■ Instructions for the task:
Leave out the images and repeat the listing below without a single change.

■ Records:
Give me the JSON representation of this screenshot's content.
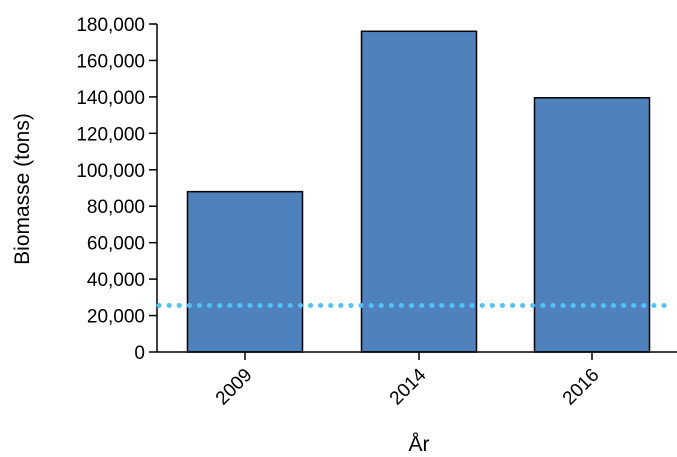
{
  "chart_data": {
    "type": "bar",
    "categories": [
      "2009",
      "2014",
      "2016"
    ],
    "values": [
      88000,
      176000,
      139500
    ],
    "xlabel": "År",
    "ylabel": "Biomasse (tons)",
    "ylim": [
      0,
      180000
    ],
    "yticks": [
      0,
      20000,
      40000,
      60000,
      80000,
      100000,
      120000,
      140000,
      160000,
      180000
    ],
    "ytick_labels": [
      "0",
      "20,000",
      "40,000",
      "60,000",
      "80,000",
      "100,000",
      "120,000",
      "140,000",
      "160,000",
      "180,000"
    ],
    "reference_line": {
      "y": 25500,
      "style": "dotted",
      "color": "#4fc3f7"
    },
    "bar_color": "#4f81bd",
    "grid": false,
    "legend": "none"
  }
}
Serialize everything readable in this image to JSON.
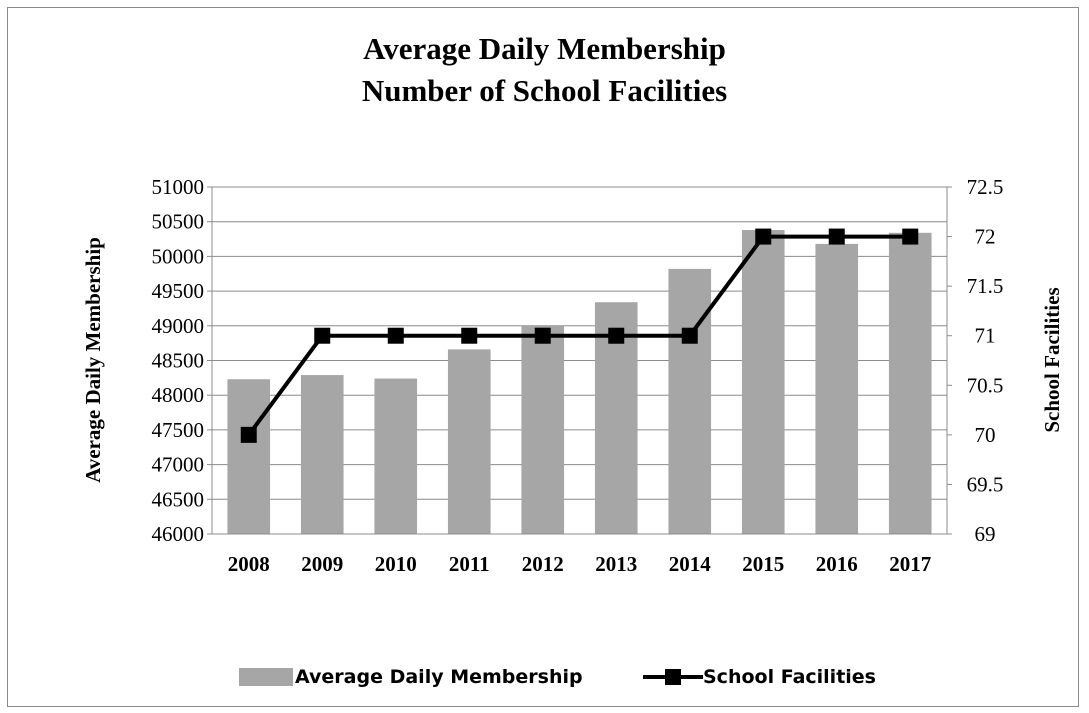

■ Response:
Give me the JSON representation of this screenshot's content.
{
  "chart_data": {
    "type": "bar",
    "categories": [
      "2009",
      "2014",
      "2016"
    ],
    "values": [
      88000,
      176000,
      139500
    ],
    "xlabel": "År",
    "ylabel": "Biomasse (tons)",
    "ylim": [
      0,
      180000
    ],
    "yticks": [
      0,
      20000,
      40000,
      60000,
      80000,
      100000,
      120000,
      140000,
      160000,
      180000
    ],
    "ytick_labels": [
      "0",
      "20,000",
      "40,000",
      "60,000",
      "80,000",
      "100,000",
      "120,000",
      "140,000",
      "160,000",
      "180,000"
    ],
    "reference_line": {
      "y": 25500,
      "style": "dotted",
      "color": "#4fc3f7"
    },
    "bar_color": "#4f81bd",
    "grid": false,
    "legend": "none"
  }
}
Serialize everything readable in this image to JSON.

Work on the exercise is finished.